■ Task
Reproduce all the entries exactly.
"""
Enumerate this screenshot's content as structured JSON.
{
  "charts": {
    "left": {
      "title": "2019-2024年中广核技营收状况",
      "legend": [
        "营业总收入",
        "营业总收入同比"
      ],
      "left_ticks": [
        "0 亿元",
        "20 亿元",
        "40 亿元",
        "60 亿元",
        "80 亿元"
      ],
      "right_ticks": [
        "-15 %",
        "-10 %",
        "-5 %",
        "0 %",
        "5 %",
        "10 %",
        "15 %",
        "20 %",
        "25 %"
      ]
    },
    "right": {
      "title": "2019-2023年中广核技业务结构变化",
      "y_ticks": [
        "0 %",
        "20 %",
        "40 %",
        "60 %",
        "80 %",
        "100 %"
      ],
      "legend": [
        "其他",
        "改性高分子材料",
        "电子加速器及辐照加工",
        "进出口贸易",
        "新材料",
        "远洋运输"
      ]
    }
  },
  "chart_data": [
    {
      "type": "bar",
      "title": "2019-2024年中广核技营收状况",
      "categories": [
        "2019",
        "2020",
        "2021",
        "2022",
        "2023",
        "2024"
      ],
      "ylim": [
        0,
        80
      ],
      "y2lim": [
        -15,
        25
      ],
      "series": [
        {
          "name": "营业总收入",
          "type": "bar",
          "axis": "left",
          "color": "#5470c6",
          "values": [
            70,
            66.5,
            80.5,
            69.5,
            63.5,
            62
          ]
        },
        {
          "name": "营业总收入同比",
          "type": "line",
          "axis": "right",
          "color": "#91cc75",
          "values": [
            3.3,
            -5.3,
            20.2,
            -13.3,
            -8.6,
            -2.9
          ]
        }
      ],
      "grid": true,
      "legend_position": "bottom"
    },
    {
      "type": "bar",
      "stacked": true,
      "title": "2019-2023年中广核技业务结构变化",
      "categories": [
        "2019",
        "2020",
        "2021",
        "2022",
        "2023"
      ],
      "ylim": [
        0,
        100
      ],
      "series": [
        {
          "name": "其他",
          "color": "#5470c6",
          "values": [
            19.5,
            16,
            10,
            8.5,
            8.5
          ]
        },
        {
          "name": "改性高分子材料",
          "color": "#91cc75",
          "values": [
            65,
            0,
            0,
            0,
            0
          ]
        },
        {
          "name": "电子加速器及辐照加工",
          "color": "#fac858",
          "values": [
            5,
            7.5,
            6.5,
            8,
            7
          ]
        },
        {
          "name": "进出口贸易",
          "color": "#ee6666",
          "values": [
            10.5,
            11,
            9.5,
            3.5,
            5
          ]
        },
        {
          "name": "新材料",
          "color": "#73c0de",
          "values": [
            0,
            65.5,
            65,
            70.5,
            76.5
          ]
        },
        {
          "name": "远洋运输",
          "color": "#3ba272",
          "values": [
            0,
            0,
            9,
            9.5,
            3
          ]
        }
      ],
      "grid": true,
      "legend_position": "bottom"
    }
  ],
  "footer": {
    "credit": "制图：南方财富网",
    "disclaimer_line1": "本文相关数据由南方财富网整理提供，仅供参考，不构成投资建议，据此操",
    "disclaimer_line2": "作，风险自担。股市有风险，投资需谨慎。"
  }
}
"""
■ Complete answer
Enumerate this screenshot's content as structured JSON.
{
  "charts": {
    "left": {
      "title": "2019-2024年中广核技营收状况",
      "legend": [
        "营业总收入",
        "营业总收入同比"
      ],
      "left_ticks": [
        "0 亿元",
        "20 亿元",
        "40 亿元",
        "60 亿元",
        "80 亿元"
      ],
      "right_ticks": [
        "-15 %",
        "-10 %",
        "-5 %",
        "0 %",
        "5 %",
        "10 %",
        "15 %",
        "20 %",
        "25 %"
      ]
    },
    "right": {
      "title": "2019-2023年中广核技业务结构变化",
      "y_ticks": [
        "0 %",
        "20 %",
        "40 %",
        "60 %",
        "80 %",
        "100 %"
      ],
      "legend": [
        "其他",
        "改性高分子材料",
        "电子加速器及辐照加工",
        "进出口贸易",
        "新材料",
        "远洋运输"
      ]
    }
  },
  "chart_data": [
    {
      "type": "bar",
      "title": "2019-2024年中广核技营收状况",
      "categories": [
        "2019",
        "2020",
        "2021",
        "2022",
        "2023",
        "2024"
      ],
      "ylim": [
        0,
        80
      ],
      "y2lim": [
        -15,
        25
      ],
      "series": [
        {
          "name": "营业总收入",
          "type": "bar",
          "axis": "left",
          "color": "#5470c6",
          "values": [
            70,
            66.5,
            80.5,
            69.5,
            63.5,
            62
          ]
        },
        {
          "name": "营业总收入同比",
          "type": "line",
          "axis": "right",
          "color": "#91cc75",
          "values": [
            3.3,
            -5.3,
            20.2,
            -13.3,
            -8.6,
            -2.9
          ]
        }
      ],
      "grid": true,
      "legend_position": "bottom"
    },
    {
      "type": "bar",
      "stacked": true,
      "title": "2019-2023年中广核技业务结构变化",
      "categories": [
        "2019",
        "2020",
        "2021",
        "2022",
        "2023"
      ],
      "ylim": [
        0,
        100
      ],
      "series": [
        {
          "name": "其他",
          "color": "#5470c6",
          "values": [
            19.5,
            16,
            10,
            8.5,
            8.5
          ]
        },
        {
          "name": "改性高分子材料",
          "color": "#91cc75",
          "values": [
            65,
            0,
            0,
            0,
            0
          ]
        },
        {
          "name": "电子加速器及辐照加工",
          "color": "#fac858",
          "values": [
            5,
            7.5,
            6.5,
            8,
            7
          ]
        },
        {
          "name": "进出口贸易",
          "color": "#ee6666",
          "values": [
            10.5,
            11,
            9.5,
            3.5,
            5
          ]
        },
        {
          "name": "新材料",
          "color": "#73c0de",
          "values": [
            0,
            65.5,
            65,
            70.5,
            76.5
          ]
        },
        {
          "name": "远洋运输",
          "color": "#3ba272",
          "values": [
            0,
            0,
            9,
            9.5,
            3
          ]
        }
      ],
      "grid": true,
      "legend_position": "bottom"
    }
  ],
  "footer": {
    "credit": "制图：南方财富网",
    "disclaimer_line1": "本文相关数据由南方财富网整理提供，仅供参考，不构成投资建议，据此操",
    "disclaimer_line2": "作，风险自担。股市有风险，投资需谨慎。"
  }
}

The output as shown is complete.